__EXERCISE BRIEF__:
Please set down all the lines beneath this one exactly, without the pictures.
::::
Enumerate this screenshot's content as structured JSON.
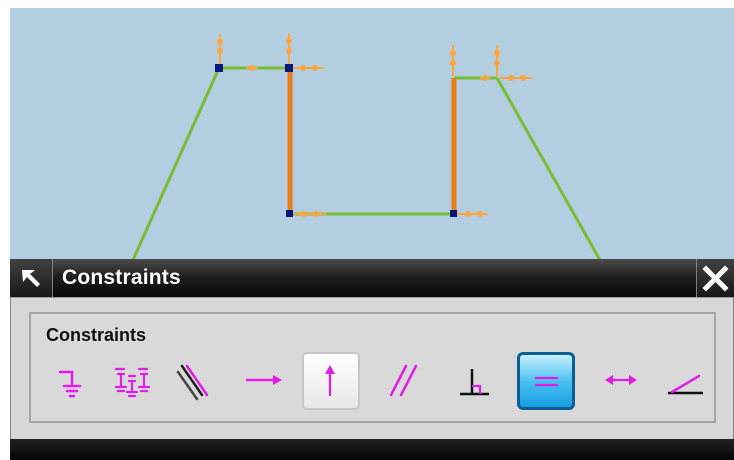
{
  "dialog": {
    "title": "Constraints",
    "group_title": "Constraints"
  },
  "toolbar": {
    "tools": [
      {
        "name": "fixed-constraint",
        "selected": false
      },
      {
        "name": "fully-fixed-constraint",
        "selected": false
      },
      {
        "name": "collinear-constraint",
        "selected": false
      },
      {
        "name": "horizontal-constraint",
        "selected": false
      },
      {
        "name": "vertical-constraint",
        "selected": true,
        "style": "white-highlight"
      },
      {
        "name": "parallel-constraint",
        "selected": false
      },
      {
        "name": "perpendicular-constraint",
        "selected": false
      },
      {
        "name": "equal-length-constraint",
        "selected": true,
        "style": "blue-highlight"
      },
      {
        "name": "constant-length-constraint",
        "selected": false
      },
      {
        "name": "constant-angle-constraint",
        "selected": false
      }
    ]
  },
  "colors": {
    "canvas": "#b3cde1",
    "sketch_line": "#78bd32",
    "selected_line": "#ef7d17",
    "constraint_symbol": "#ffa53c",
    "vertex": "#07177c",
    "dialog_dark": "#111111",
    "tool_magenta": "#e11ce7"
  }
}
::::
__SOLUTION TO THE EXERCISE__:
Enumerate this screenshot's content as structured JSON.
{
  "dialog": {
    "title": "Constraints",
    "group_title": "Constraints"
  },
  "toolbar": {
    "tools": [
      {
        "name": "fixed-constraint",
        "selected": false
      },
      {
        "name": "fully-fixed-constraint",
        "selected": false
      },
      {
        "name": "collinear-constraint",
        "selected": false
      },
      {
        "name": "horizontal-constraint",
        "selected": false
      },
      {
        "name": "vertical-constraint",
        "selected": true,
        "style": "white-highlight"
      },
      {
        "name": "parallel-constraint",
        "selected": false
      },
      {
        "name": "perpendicular-constraint",
        "selected": false
      },
      {
        "name": "equal-length-constraint",
        "selected": true,
        "style": "blue-highlight"
      },
      {
        "name": "constant-length-constraint",
        "selected": false
      },
      {
        "name": "constant-angle-constraint",
        "selected": false
      }
    ]
  },
  "colors": {
    "canvas": "#b3cde1",
    "sketch_line": "#78bd32",
    "selected_line": "#ef7d17",
    "constraint_symbol": "#ffa53c",
    "vertex": "#07177c",
    "dialog_dark": "#111111",
    "tool_magenta": "#e11ce7"
  }
}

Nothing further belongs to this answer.